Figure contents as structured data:
-- BEGIN --
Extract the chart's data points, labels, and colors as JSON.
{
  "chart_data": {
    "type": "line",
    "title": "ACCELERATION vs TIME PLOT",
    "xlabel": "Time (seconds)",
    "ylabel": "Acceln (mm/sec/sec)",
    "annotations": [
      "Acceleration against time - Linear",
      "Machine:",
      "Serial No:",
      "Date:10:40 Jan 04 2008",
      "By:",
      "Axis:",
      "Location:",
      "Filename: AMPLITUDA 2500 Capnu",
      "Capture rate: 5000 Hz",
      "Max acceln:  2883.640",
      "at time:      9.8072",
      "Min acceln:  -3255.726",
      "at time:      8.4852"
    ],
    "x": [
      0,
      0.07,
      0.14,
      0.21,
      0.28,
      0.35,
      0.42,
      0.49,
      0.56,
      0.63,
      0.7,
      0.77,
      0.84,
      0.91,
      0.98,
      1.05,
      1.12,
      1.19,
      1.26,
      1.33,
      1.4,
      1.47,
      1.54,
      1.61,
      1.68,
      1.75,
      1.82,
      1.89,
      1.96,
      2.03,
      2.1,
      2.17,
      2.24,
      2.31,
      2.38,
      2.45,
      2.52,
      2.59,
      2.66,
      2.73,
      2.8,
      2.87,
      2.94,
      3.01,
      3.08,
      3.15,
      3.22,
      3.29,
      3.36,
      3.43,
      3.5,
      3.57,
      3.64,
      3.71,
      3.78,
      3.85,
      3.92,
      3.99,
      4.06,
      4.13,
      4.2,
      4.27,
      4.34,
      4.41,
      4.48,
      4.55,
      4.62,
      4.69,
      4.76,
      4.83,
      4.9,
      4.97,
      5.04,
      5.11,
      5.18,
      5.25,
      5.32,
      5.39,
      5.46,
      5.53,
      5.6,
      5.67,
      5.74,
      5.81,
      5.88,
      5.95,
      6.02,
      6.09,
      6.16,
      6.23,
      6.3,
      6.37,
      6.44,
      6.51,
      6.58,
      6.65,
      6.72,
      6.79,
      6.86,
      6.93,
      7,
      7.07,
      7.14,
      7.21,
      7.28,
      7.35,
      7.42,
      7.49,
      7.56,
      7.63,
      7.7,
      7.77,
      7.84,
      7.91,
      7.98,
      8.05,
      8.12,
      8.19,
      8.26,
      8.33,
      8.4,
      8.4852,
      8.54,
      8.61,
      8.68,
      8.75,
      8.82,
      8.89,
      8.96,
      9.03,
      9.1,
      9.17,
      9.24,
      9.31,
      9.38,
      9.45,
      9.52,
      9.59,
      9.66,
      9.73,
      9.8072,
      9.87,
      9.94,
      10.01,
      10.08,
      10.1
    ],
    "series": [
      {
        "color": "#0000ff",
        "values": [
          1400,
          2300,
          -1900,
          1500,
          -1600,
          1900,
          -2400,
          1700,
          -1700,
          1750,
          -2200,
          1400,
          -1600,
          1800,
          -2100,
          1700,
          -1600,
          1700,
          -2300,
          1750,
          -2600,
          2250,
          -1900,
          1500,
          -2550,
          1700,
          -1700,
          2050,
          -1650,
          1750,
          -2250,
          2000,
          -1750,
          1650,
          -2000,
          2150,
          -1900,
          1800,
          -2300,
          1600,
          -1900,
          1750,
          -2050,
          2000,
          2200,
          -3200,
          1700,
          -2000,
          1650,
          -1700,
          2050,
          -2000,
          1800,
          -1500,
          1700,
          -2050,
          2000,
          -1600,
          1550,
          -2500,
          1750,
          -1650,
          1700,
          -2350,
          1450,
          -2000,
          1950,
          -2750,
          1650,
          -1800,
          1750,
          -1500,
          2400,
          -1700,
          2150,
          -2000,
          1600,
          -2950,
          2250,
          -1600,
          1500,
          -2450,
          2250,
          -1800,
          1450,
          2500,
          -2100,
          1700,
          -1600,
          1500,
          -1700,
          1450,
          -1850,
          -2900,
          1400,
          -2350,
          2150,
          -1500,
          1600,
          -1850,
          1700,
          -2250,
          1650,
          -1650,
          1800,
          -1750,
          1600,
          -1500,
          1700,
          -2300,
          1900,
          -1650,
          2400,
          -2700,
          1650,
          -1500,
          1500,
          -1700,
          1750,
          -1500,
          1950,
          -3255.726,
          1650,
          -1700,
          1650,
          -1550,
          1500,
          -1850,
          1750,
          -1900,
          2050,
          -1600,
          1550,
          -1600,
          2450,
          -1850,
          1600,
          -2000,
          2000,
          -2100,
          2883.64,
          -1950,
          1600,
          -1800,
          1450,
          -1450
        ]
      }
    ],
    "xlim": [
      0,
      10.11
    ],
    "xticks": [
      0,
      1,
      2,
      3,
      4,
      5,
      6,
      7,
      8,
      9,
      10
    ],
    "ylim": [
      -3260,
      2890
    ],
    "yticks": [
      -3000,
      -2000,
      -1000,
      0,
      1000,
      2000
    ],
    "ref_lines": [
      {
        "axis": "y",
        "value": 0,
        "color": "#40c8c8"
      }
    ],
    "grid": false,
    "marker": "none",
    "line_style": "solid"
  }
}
-- END --
*Directions*.
Please set down each line of the records exactly as given.

*Solved problem*.
Extract the chart's data points, labels, and colors as JSON.
{
  "chart_data": {
    "type": "line",
    "title": "ACCELERATION vs TIME PLOT",
    "xlabel": "Time (seconds)",
    "ylabel": "Acceln (mm/sec/sec)",
    "annotations": [
      "Acceleration against time - Linear",
      "Machine:",
      "Serial No:",
      "Date:10:40 Jan 04 2008",
      "By:",
      "Axis:",
      "Location:",
      "Filename: AMPLITUDA 2500 Capnu",
      "Capture rate: 5000 Hz",
      "Max acceln:  2883.640",
      "at time:      9.8072",
      "Min acceln:  -3255.726",
      "at time:      8.4852"
    ],
    "x": [
      0,
      0.07,
      0.14,
      0.21,
      0.28,
      0.35,
      0.42,
      0.49,
      0.56,
      0.63,
      0.7,
      0.77,
      0.84,
      0.91,
      0.98,
      1.05,
      1.12,
      1.19,
      1.26,
      1.33,
      1.4,
      1.47,
      1.54,
      1.61,
      1.68,
      1.75,
      1.82,
      1.89,
      1.96,
      2.03,
      2.1,
      2.17,
      2.24,
      2.31,
      2.38,
      2.45,
      2.52,
      2.59,
      2.66,
      2.73,
      2.8,
      2.87,
      2.94,
      3.01,
      3.08,
      3.15,
      3.22,
      3.29,
      3.36,
      3.43,
      3.5,
      3.57,
      3.64,
      3.71,
      3.78,
      3.85,
      3.92,
      3.99,
      4.06,
      4.13,
      4.2,
      4.27,
      4.34,
      4.41,
      4.48,
      4.55,
      4.62,
      4.69,
      4.76,
      4.83,
      4.9,
      4.97,
      5.04,
      5.11,
      5.18,
      5.25,
      5.32,
      5.39,
      5.46,
      5.53,
      5.6,
      5.67,
      5.74,
      5.81,
      5.88,
      5.95,
      6.02,
      6.09,
      6.16,
      6.23,
      6.3,
      6.37,
      6.44,
      6.51,
      6.58,
      6.65,
      6.72,
      6.79,
      6.86,
      6.93,
      7,
      7.07,
      7.14,
      7.21,
      7.28,
      7.35,
      7.42,
      7.49,
      7.56,
      7.63,
      7.7,
      7.77,
      7.84,
      7.91,
      7.98,
      8.05,
      8.12,
      8.19,
      8.26,
      8.33,
      8.4,
      8.4852,
      8.54,
      8.61,
      8.68,
      8.75,
      8.82,
      8.89,
      8.96,
      9.03,
      9.1,
      9.17,
      9.24,
      9.31,
      9.38,
      9.45,
      9.52,
      9.59,
      9.66,
      9.73,
      9.8072,
      9.87,
      9.94,
      10.01,
      10.08,
      10.1
    ],
    "series": [
      {
        "color": "#0000ff",
        "values": [
          1400,
          2300,
          -1900,
          1500,
          -1600,
          1900,
          -2400,
          1700,
          -1700,
          1750,
          -2200,
          1400,
          -1600,
          1800,
          -2100,
          1700,
          -1600,
          1700,
          -2300,
          1750,
          -2600,
          2250,
          -1900,
          1500,
          -2550,
          1700,
          -1700,
          2050,
          -1650,
          1750,
          -2250,
          2000,
          -1750,
          1650,
          -2000,
          2150,
          -1900,
          1800,
          -2300,
          1600,
          -1900,
          1750,
          -2050,
          2000,
          2200,
          -3200,
          1700,
          -2000,
          1650,
          -1700,
          2050,
          -2000,
          1800,
          -1500,
          1700,
          -2050,
          2000,
          -1600,
          1550,
          -2500,
          1750,
          -1650,
          1700,
          -2350,
          1450,
          -2000,
          1950,
          -2750,
          1650,
          -1800,
          1750,
          -1500,
          2400,
          -1700,
          2150,
          -2000,
          1600,
          -2950,
          2250,
          -1600,
          1500,
          -2450,
          2250,
          -1800,
          1450,
          2500,
          -2100,
          1700,
          -1600,
          1500,
          -1700,
          1450,
          -1850,
          -2900,
          1400,
          -2350,
          2150,
          -1500,
          1600,
          -1850,
          1700,
          -2250,
          1650,
          -1650,
          1800,
          -1750,
          1600,
          -1500,
          1700,
          -2300,
          1900,
          -1650,
          2400,
          -2700,
          1650,
          -1500,
          1500,
          -1700,
          1750,
          -1500,
          1950,
          -3255.726,
          1650,
          -1700,
          1650,
          -1550,
          1500,
          -1850,
          1750,
          -1900,
          2050,
          -1600,
          1550,
          -1600,
          2450,
          -1850,
          1600,
          -2000,
          2000,
          -2100,
          2883.64,
          -1950,
          1600,
          -1800,
          1450,
          -1450
        ]
      }
    ],
    "xlim": [
      0,
      10.11
    ],
    "xticks": [
      0,
      1,
      2,
      3,
      4,
      5,
      6,
      7,
      8,
      9,
      10
    ],
    "ylim": [
      -3260,
      2890
    ],
    "yticks": [
      -3000,
      -2000,
      -1000,
      0,
      1000,
      2000
    ],
    "ref_lines": [
      {
        "axis": "y",
        "value": 0,
        "color": "#40c8c8"
      }
    ],
    "grid": false,
    "marker": "none",
    "line_style": "solid"
  }
}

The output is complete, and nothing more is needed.